MATERIAL PROVIDED -
'''

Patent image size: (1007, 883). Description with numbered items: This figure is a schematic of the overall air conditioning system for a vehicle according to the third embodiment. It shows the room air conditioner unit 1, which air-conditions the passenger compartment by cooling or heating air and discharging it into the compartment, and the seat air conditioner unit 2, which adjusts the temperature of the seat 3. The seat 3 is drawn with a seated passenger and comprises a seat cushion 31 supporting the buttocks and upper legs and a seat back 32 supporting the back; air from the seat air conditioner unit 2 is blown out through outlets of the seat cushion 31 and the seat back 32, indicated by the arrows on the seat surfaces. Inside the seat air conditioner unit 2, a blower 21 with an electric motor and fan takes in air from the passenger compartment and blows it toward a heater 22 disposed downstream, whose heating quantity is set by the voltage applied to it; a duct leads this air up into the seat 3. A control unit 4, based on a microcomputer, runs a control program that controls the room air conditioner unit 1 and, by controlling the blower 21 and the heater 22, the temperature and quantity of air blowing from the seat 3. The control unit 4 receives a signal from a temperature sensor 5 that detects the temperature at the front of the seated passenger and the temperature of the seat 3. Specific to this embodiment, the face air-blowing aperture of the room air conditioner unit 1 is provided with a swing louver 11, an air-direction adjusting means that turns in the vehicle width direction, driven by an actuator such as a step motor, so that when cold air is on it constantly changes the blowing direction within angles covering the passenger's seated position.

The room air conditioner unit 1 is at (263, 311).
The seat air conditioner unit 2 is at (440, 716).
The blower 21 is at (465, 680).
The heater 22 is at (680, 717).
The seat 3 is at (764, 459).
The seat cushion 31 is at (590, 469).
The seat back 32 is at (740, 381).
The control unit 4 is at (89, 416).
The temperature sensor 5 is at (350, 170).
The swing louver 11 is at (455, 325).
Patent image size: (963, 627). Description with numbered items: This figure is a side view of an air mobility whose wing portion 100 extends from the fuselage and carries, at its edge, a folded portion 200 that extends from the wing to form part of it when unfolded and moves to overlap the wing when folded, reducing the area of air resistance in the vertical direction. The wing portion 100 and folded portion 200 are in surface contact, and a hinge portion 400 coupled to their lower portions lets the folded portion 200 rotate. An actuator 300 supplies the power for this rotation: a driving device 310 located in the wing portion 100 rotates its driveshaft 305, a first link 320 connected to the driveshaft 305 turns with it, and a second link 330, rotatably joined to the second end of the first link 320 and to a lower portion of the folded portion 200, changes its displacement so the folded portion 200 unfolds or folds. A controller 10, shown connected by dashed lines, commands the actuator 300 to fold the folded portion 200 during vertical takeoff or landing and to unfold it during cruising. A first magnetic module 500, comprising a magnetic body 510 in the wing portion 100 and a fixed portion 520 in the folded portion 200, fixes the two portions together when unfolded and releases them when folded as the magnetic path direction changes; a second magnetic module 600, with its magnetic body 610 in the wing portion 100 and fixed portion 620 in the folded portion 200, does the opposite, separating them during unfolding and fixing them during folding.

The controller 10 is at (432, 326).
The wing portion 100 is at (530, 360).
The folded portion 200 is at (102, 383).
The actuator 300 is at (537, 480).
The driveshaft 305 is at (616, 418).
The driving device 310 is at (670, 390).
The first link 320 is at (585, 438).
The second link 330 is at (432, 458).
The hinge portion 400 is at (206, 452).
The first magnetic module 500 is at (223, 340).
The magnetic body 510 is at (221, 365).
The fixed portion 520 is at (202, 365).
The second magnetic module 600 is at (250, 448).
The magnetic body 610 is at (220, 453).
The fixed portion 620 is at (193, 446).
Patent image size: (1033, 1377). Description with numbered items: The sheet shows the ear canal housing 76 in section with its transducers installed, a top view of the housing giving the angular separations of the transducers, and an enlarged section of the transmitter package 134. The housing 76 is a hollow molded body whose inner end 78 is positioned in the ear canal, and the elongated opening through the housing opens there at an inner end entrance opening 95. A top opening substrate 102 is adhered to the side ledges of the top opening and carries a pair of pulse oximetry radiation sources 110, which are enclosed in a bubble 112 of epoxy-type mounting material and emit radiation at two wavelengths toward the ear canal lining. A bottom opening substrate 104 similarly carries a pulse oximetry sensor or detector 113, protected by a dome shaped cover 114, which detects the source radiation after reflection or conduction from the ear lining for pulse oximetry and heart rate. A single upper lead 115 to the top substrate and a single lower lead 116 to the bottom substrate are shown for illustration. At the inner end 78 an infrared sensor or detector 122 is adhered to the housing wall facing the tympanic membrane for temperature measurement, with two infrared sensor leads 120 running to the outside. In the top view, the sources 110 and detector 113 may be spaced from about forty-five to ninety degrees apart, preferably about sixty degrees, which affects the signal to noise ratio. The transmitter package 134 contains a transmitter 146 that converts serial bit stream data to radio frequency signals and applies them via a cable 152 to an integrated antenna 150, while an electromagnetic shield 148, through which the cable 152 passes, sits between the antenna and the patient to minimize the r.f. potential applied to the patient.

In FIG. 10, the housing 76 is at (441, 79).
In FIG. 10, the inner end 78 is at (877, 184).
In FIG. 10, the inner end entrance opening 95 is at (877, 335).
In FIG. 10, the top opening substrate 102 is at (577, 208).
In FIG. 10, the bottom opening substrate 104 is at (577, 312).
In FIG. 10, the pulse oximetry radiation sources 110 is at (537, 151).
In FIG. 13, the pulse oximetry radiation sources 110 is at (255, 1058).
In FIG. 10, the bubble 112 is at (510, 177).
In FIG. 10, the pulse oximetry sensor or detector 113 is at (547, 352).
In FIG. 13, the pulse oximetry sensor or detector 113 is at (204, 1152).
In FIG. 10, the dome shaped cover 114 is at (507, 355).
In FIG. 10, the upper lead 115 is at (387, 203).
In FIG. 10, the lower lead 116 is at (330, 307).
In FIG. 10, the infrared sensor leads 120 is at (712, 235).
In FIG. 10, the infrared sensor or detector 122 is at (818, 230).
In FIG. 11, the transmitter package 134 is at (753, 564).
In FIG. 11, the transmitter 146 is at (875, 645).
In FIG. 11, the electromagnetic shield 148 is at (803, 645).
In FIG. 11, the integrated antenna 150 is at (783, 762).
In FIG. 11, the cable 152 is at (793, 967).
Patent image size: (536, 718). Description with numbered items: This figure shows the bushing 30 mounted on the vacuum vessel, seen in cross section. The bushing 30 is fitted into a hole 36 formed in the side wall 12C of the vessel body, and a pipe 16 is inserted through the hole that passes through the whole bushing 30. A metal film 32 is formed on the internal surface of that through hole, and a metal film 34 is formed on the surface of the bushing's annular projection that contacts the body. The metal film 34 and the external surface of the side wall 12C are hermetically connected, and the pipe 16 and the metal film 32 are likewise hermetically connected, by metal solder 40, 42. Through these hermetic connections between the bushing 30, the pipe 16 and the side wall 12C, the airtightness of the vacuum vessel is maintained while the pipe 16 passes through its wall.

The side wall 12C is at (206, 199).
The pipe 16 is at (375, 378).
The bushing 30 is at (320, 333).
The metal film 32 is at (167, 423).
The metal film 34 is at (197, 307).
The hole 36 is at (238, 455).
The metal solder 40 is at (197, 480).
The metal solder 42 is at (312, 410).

'''

WORK REQUIRED - Retype every one of the lines above, character for character, with no changes.

COMPLETE OUTPUT -
Patent image size: (1007, 883). Description with numbered items: This figure is a schematic of the overall air conditioning system for a vehicle according to the third embodiment. It shows the room air conditioner unit 1, which air-conditions the passenger compartment by cooling or heating air and discharging it into the compartment, and the seat air conditioner unit 2, which adjusts the temperature of the seat 3. The seat 3 is drawn with a seated passenger and comprises a seat cushion 31 supporting the buttocks and upper legs and a seat back 32 supporting the back; air from the seat air conditioner unit 2 is blown out through outlets of the seat cushion 31 and the seat back 32, indicated by the arrows on the seat surfaces. Inside the seat air conditioner unit 2, a blower 21 with an electric motor and fan takes in air from the passenger compartment and blows it toward a heater 22 disposed downstream, whose heating quantity is set by the voltage applied to it; a duct leads this air up into the seat 3. A control unit 4, based on a microcomputer, runs a control program that controls the room air conditioner unit 1 and, by controlling the blower 21 and the heater 22, the temperature and quantity of air blowing from the seat 3. The control unit 4 receives a signal from a temperature sensor 5 that detects the temperature at the front of the seated passenger and the temperature of the seat 3. Specific to this embodiment, the face air-blowing aperture of the room air conditioner unit 1 is provided with a swing louver 11, an air-direction adjusting means that turns in the vehicle width direction, driven by an actuator such as a step motor, so that when cold air is on it constantly changes the blowing direction within angles covering the passenger's seated position.

The room air conditioner unit 1 is at (263, 311).
The seat air conditioner unit 2 is at (440, 716).
The blower 21 is at (465, 680).
The heater 22 is at (680, 717).
The seat 3 is at (764, 459).
The seat cushion 31 is at (590, 469).
The seat back 32 is at (740, 381).
The control unit 4 is at (89, 416).
The temperature sensor 5 is at (350, 170).
The swing louver 11 is at (455, 325).
Patent image size: (963, 627). Description with numbered items: This figure is a side view of an air mobility whose wing portion 100 extends from the fuselage and carries, at its edge, a folded portion 200 that extends from the wing to form part of it when unfolded and moves to overlap the wing when folded, reducing the area of air resistance in the vertical direction. The wing portion 100 and folded portion 200 are in surface contact, and a hinge portion 400 coupled to their lower portions lets the folded portion 200 rotate. An actuator 300 supplies the power for this rotation: a driving device 310 located in the wing portion 100 rotates its driveshaft 305, a first link 320 connected to the driveshaft 305 turns with it, and a second link 330, rotatably joined to the second end of the first link 320 and to a lower portion of the folded portion 200, changes its displacement so the folded portion 200 unfolds or folds. A controller 10, shown connected by dashed lines, commands the actuator 300 to fold the folded portion 200 during vertical takeoff or landing and to unfold it during cruising. A first magnetic module 500, comprising a magnetic body 510 in the wing portion 100 and a fixed portion 520 in the folded portion 200, fixes the two portions together when unfolded and releases them when folded as the magnetic path direction changes; a second magnetic module 600, with its magnetic body 610 in the wing portion 100 and fixed portion 620 in the folded portion 200, does the opposite, separating them during unfolding and fixing them during folding.

The controller 10 is at (432, 326).
The wing portion 100 is at (530, 360).
The folded portion 200 is at (102, 383).
The actuator 300 is at (537, 480).
The driveshaft 305 is at (616, 418).
The driving device 310 is at (670, 390).
The first link 320 is at (585, 438).
The second link 330 is at (432, 458).
The hinge portion 400 is at (206, 452).
The first magnetic module 500 is at (223, 340).
The magnetic body 510 is at (221, 365).
The fixed portion 520 is at (202, 365).
The second magnetic module 600 is at (250, 448).
The magnetic body 610 is at (220, 453).
The fixed portion 620 is at (193, 446).
Patent image size: (1033, 1377). Description with numbered items: The sheet shows the ear canal housing 76 in section with its transducers installed, a top view of the housing giving the angular separations of the transducers, and an enlarged section of the transmitter package 134. The housing 76 is a hollow molded body whose inner end 78 is positioned in the ear canal, and the elongated opening through the housing opens there at an inner end entrance opening 95. A top opening substrate 102 is adhered to the side ledges of the top opening and carries a pair of pulse oximetry radiation sources 110, which are enclosed in a bubble 112 of epoxy-type mounting material and emit radiation at two wavelengths toward the ear canal lining. A bottom opening substrate 104 similarly carries a pulse oximetry sensor or detector 113, protected by a dome shaped cover 114, which detects the source radiation after reflection or conduction from the ear lining for pulse oximetry and heart rate. A single upper lead 115 to the top substrate and a single lower lead 116 to the bottom substrate are shown for illustration. At the inner end 78 an infrared sensor or detector 122 is adhered to the housing wall facing the tympanic membrane for temperature measurement, with two infrared sensor leads 120 running to the outside. In the top view, the sources 110 and detector 113 may be spaced from about forty-five to ninety degrees apart, preferably about sixty degrees, which affects the signal to noise ratio. The transmitter package 134 contains a transmitter 146 that converts serial bit stream data to radio frequency signals and applies them via a cable 152 to an integrated antenna 150, while an electromagnetic shield 148, through which the cable 152 passes, sits between the antenna and the patient to minimize the r.f. potential applied to the patient.

In FIG. 10, the housing 76 is at (441, 79).
In FIG. 10, the inner end 78 is at (877, 184).
In FIG. 10, the inner end entrance opening 95 is at (877, 335).
In FIG. 10, the top opening substrate 102 is at (577, 208).
In FIG. 10, the bottom opening substrate 104 is at (577, 312).
In FIG. 10, the pulse oximetry radiation sources 110 is at (537, 151).
In FIG. 13, the pulse oximetry radiation sources 110 is at (255, 1058).
In FIG. 10, the bubble 112 is at (510, 177).
In FIG. 10, the pulse oximetry sensor or detector 113 is at (547, 352).
In FIG. 13, the pulse oximetry sensor or detector 113 is at (204, 1152).
In FIG. 10, the dome shaped cover 114 is at (507, 355).
In FIG. 10, the upper lead 115 is at (387, 203).
In FIG. 10, the lower lead 116 is at (330, 307).
In FIG. 10, the infrared sensor leads 120 is at (712, 235).
In FIG. 10, the infrared sensor or detector 122 is at (818, 230).
In FIG. 11, the transmitter package 134 is at (753, 564).
In FIG. 11, the transmitter 146 is at (875, 645).
In FIG. 11, the electromagnetic shield 148 is at (803, 645).
In FIG. 11, the integrated antenna 150 is at (783, 762).
In FIG. 11, the cable 152 is at (793, 967).
Patent image size: (536, 718). Description with numbered items: This figure shows the bushing 30 mounted on the vacuum vessel, seen in cross section. The bushing 30 is fitted into a hole 36 formed in the side wall 12C of the vessel body, and a pipe 16 is inserted through the hole that passes through the whole bushing 30. A metal film 32 is formed on the internal surface of that through hole, and a metal film 34 is formed on the surface of the bushing's annular projection that contacts the body. The metal film 34 and the external surface of the side wall 12C are hermetically connected, and the pipe 16 and the metal film 32 are likewise hermetically connected, by metal solder 40, 42. Through these hermetic connections between the bushing 30, the pipe 16 and the side wall 12C, the airtightness of the vacuum vessel is maintained while the pipe 16 passes through its wall.

The side wall 12C is at (206, 199).
The pipe 16 is at (375, 378).
The bushing 30 is at (320, 333).
The metal film 32 is at (167, 423).
The metal film 34 is at (197, 307).
The hole 36 is at (238, 455).
The metal solder 40 is at (197, 480).
The metal solder 42 is at (312, 410).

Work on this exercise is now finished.